• To be done
Update these lines by changing every "failure-row" to "fault-row" and keeping everything else the same. Leave the pictures out of your answer.
─── Records for this exercise ───
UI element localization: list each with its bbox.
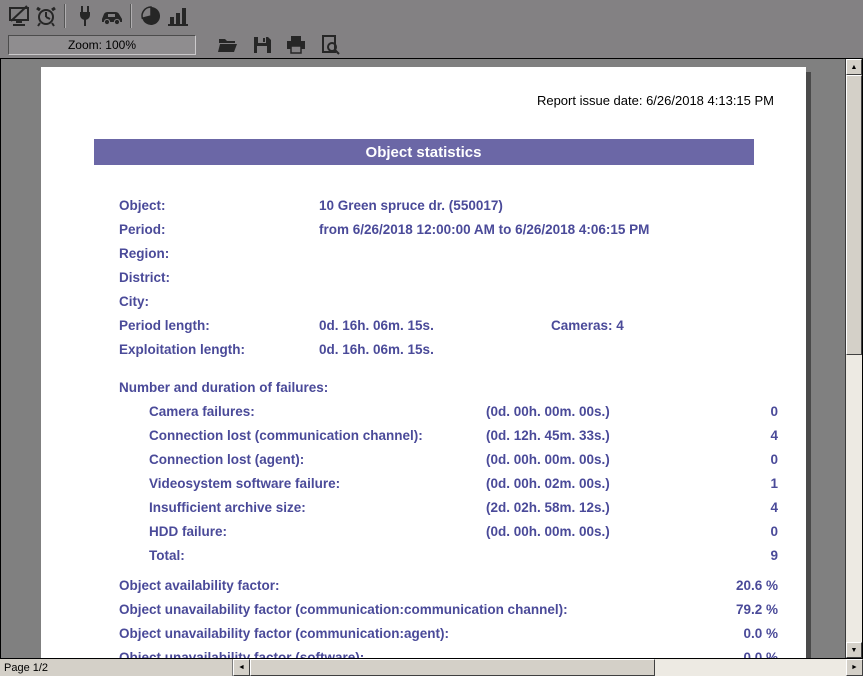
vertical-scroll-thumb[interactable] [846, 75, 862, 355]
field-label: Period: [119, 222, 319, 237]
failure-row: Insufficient archive size: (2d. 02h. 58m… [41, 495, 806, 519]
horizontal-scroll-track[interactable] [250, 659, 846, 676]
down-arrow-icon: ▼ [851, 647, 858, 654]
report-toolbar-buttons [214, 32, 343, 58]
factor-row: Object availability factor: 20.6 % [41, 573, 806, 597]
car-button[interactable] [98, 3, 125, 29]
factor-row: Object unavailability factor (communicat… [41, 621, 806, 645]
preview-button[interactable] [316, 32, 343, 58]
failures-total-row: Total: 9 [41, 543, 806, 567]
scroll-down-button[interactable]: ▼ [846, 642, 862, 658]
toolbar-separator [130, 4, 132, 28]
failure-row: Connection lost (agent): (0d. 00h. 00m. … [41, 447, 806, 471]
field-value: 10 Green spruce dr. (550017) [319, 198, 503, 213]
field-label: Exploitation length: [119, 342, 319, 357]
field-label: Region: [119, 246, 319, 261]
open-folder-button[interactable] [214, 32, 241, 58]
field-row: District: [41, 265, 806, 289]
horizontal-scrollbar[interactable]: ◄ ► [233, 659, 863, 676]
alarm-clock-icon [35, 5, 57, 27]
failure-row: Connection lost (communication channel):… [41, 423, 806, 447]
field-value: 0d. 16h. 06m. 15s. [319, 342, 434, 357]
status-bar: Page 1/2 ◄ ► [0, 658, 863, 676]
vertical-scroll-track[interactable] [846, 75, 862, 642]
report-toolbar: Zoom: 100% [0, 31, 863, 58]
print-button[interactable] [282, 32, 309, 58]
preview-icon [320, 35, 340, 55]
report-title-banner: Object statistics [94, 139, 754, 165]
report-fields: Object: 10 Green spruce dr. (550017) Per… [41, 193, 806, 361]
horizontal-scroll-thumb[interactable] [250, 659, 655, 676]
report-content-area: Report issue date: 6/26/2018 4:13:15 PM … [0, 58, 863, 658]
open-folder-icon [217, 35, 238, 55]
failure-row: HDD failure: (0d. 00h. 00m. 00s.) 0 [41, 519, 806, 543]
left-arrow-icon: ◄ [238, 664, 245, 671]
field-label: City: [119, 294, 319, 309]
failures-section-header: Number and duration of failures: [41, 375, 806, 399]
factors-list: Object availability factor: 20.6 % Objec… [41, 573, 806, 658]
scroll-left-button[interactable]: ◄ [233, 659, 250, 676]
bar-chart-button[interactable] [164, 3, 191, 29]
cameras-count: Cameras: 4 [551, 318, 624, 333]
alarm-clock-button[interactable] [32, 3, 59, 29]
scroll-right-button[interactable]: ► [846, 659, 863, 676]
field-row: Object: 10 Green spruce dr. (550017) [41, 193, 806, 217]
bar-chart-icon [167, 5, 189, 27]
toolbar-separator [64, 4, 66, 28]
right-arrow-icon: ► [851, 664, 858, 671]
field-row: Period length: 0d. 16h. 06m. 15s. Camera… [41, 313, 806, 337]
monitor-icon [8, 5, 30, 27]
page-indicator: Page 1/2 [0, 659, 233, 676]
plug-icon [74, 5, 96, 27]
scroll-up-button[interactable]: ▲ [846, 59, 862, 75]
pie-timer-icon [140, 5, 162, 27]
pie-timer-button[interactable] [137, 3, 164, 29]
field-label: Period length: [119, 318, 319, 333]
field-row: Period: from 6/26/2018 12:00:00 AM to 6/… [41, 217, 806, 241]
page-viewport: Report issue date: 6/26/2018 4:13:15 PM … [1, 59, 845, 658]
save-button[interactable] [248, 32, 275, 58]
car-icon [100, 5, 124, 27]
field-label: Object: [119, 198, 319, 213]
save-icon [252, 35, 272, 55]
print-icon [285, 35, 307, 55]
zoom-label: Zoom: 100% [68, 38, 136, 52]
field-label: District: [119, 270, 319, 285]
failure-row: Camera failures: (0d. 00h. 00m. 00s.) 0 [41, 399, 806, 423]
monitor-button[interactable] [5, 3, 32, 29]
main-toolbar [0, 0, 863, 31]
field-row: City: [41, 289, 806, 313]
report-issue-date: Report issue date: 6/26/2018 4:13:15 PM [41, 93, 774, 108]
total-label: Total: [149, 548, 185, 563]
report-viewer-window: Zoom: 100% [0, 0, 863, 676]
field-value: from 6/26/2018 12:00:00 AM to 6/26/2018 … [319, 222, 649, 237]
field-row: Exploitation length: 0d. 16h. 06m. 15s. [41, 337, 806, 361]
failures-list: Camera failures: (0d. 00h. 00m. 00s.) 0 … [41, 399, 806, 567]
report-page: Report issue date: 6/26/2018 4:13:15 PM … [41, 67, 806, 658]
up-arrow-icon: ▲ [851, 64, 858, 71]
factor-row: Object unavailability factor (communicat… [41, 597, 806, 621]
total-value: 9 [770, 548, 778, 563]
plug-button[interactable] [71, 3, 98, 29]
failure-row: Videosystem software failure: (0d. 00h. … [41, 471, 806, 495]
field-value: 0d. 16h. 06m. 15s. [319, 318, 434, 333]
field-row: Region: [41, 241, 806, 265]
vertical-scrollbar[interactable]: ▲ ▼ [845, 59, 862, 658]
factor-row: Object unavailability factor (software):… [41, 645, 806, 658]
zoom-control[interactable]: Zoom: 100% [8, 35, 196, 55]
───
• Expected answer
UI element localization: list each with its bbox.
vertical-scroll-thumb[interactable] [846, 75, 862, 355]
field-label: Period: [119, 222, 319, 237]
fault-row: Insufficient archive size: (2d. 02h. 58m… [41, 495, 806, 519]
horizontal-scroll-track[interactable] [250, 659, 846, 676]
down-arrow-icon: ▼ [851, 647, 858, 654]
report-toolbar-buttons [214, 32, 343, 58]
factor-row: Object availability factor: 20.6 % [41, 573, 806, 597]
car-button[interactable] [98, 3, 125, 29]
factor-row: Object unavailability factor (communicat… [41, 621, 806, 645]
preview-button[interactable] [316, 32, 343, 58]
failures-total-row: Total: 9 [41, 543, 806, 567]
scroll-down-button[interactable]: ▼ [846, 642, 862, 658]
toolbar-separator [130, 4, 132, 28]
fault-row: Connection lost (agent): (0d. 00h. 00m. … [41, 447, 806, 471]
field-value: 10 Green spruce dr. (550017) [319, 198, 503, 213]
field-label: Exploitation length: [119, 342, 319, 357]
field-label: Region: [119, 246, 319, 261]
open-folder-button[interactable] [214, 32, 241, 58]
field-row: District: [41, 265, 806, 289]
horizontal-scrollbar[interactable]: ◄ ► [233, 659, 863, 676]
alarm-clock-icon [35, 5, 57, 27]
fault-row: Connection lost (communication channel):… [41, 423, 806, 447]
field-value: 0d. 16h. 06m. 15s. [319, 342, 434, 357]
status-bar: Page 1/2 ◄ ► [0, 658, 863, 676]
vertical-scroll-track[interactable] [846, 75, 862, 642]
report-toolbar: Zoom: 100% [0, 31, 863, 58]
print-button[interactable] [282, 32, 309, 58]
preview-icon [320, 35, 340, 55]
report-title-banner: Object statistics [94, 139, 754, 165]
report-fields: Object: 10 Green spruce dr. (550017) Per… [41, 193, 806, 361]
horizontal-scroll-thumb[interactable] [250, 659, 655, 676]
report-content-area: Report issue date: 6/26/2018 4:13:15 PM … [0, 58, 863, 658]
open-folder-icon [217, 35, 238, 55]
fault-row: HDD failure: (0d. 00h. 00m. 00s.) 0 [41, 519, 806, 543]
left-arrow-icon: ◄ [238, 664, 245, 671]
field-label: City: [119, 294, 319, 309]
failures-section-header: Number and duration of failures: [41, 375, 806, 399]
factors-list: Object availability factor: 20.6 % Objec… [41, 573, 806, 658]
scroll-left-button[interactable]: ◄ [233, 659, 250, 676]
bar-chart-button[interactable] [164, 3, 191, 29]
cameras-count: Cameras: 4 [551, 318, 624, 333]
alarm-clock-button[interactable] [32, 3, 59, 29]
scroll-right-button[interactable]: ► [846, 659, 863, 676]
field-row: Object: 10 Green spruce dr. (550017) [41, 193, 806, 217]
bar-chart-icon [167, 5, 189, 27]
toolbar-separator [64, 4, 66, 28]
right-arrow-icon: ► [851, 664, 858, 671]
field-row: Period length: 0d. 16h. 06m. 15s. Camera… [41, 313, 806, 337]
monitor-icon [8, 5, 30, 27]
page-indicator: Page 1/2 [0, 659, 233, 676]
plug-icon [74, 5, 96, 27]
scroll-up-button[interactable]: ▲ [846, 59, 862, 75]
pie-timer-icon [140, 5, 162, 27]
pie-timer-button[interactable] [137, 3, 164, 29]
field-label: Period length: [119, 318, 319, 333]
field-row: Period: from 6/26/2018 12:00:00 AM to 6/… [41, 217, 806, 241]
page-viewport: Report issue date: 6/26/2018 4:13:15 PM … [1, 59, 845, 658]
save-button[interactable] [248, 32, 275, 58]
car-icon [100, 5, 124, 27]
field-label: Object: [119, 198, 319, 213]
save-icon [252, 35, 272, 55]
print-icon [285, 35, 307, 55]
zoom-label: Zoom: 100% [68, 38, 136, 52]
field-label: District: [119, 270, 319, 285]
fault-row: Camera failures: (0d. 00h. 00m. 00s.) 0 [41, 399, 806, 423]
monitor-button[interactable] [5, 3, 32, 29]
main-toolbar [0, 0, 863, 31]
field-row: City: [41, 289, 806, 313]
report-issue-date: Report issue date: 6/26/2018 4:13:15 PM [41, 93, 774, 108]
total-label: Total: [149, 548, 185, 563]
report-viewer-window: Zoom: 100% [0, 0, 863, 676]
field-value: from 6/26/2018 12:00:00 AM to 6/26/2018 … [319, 222, 649, 237]
field-row: Exploitation length: 0d. 16h. 06m. 15s. [41, 337, 806, 361]
failures-list: Camera failures: (0d. 00h. 00m. 00s.) 0 … [41, 399, 806, 567]
report-page: Report issue date: 6/26/2018 4:13:15 PM … [41, 67, 806, 658]
up-arrow-icon: ▲ [851, 64, 858, 71]
factor-row: Object unavailability factor (communicat… [41, 597, 806, 621]
total-value: 9 [770, 548, 778, 563]
plug-button[interactable] [71, 3, 98, 29]
fault-row: Videosystem software failure: (0d. 00h. … [41, 471, 806, 495]
field-value: 0d. 16h. 06m. 15s. [319, 318, 434, 333]
field-row: Region: [41, 241, 806, 265]
vertical-scrollbar[interactable]: ▲ ▼ [845, 59, 862, 658]
factor-row: Object unavailability factor (software):… [41, 645, 806, 658]
zoom-control[interactable]: Zoom: 100% [8, 35, 196, 55]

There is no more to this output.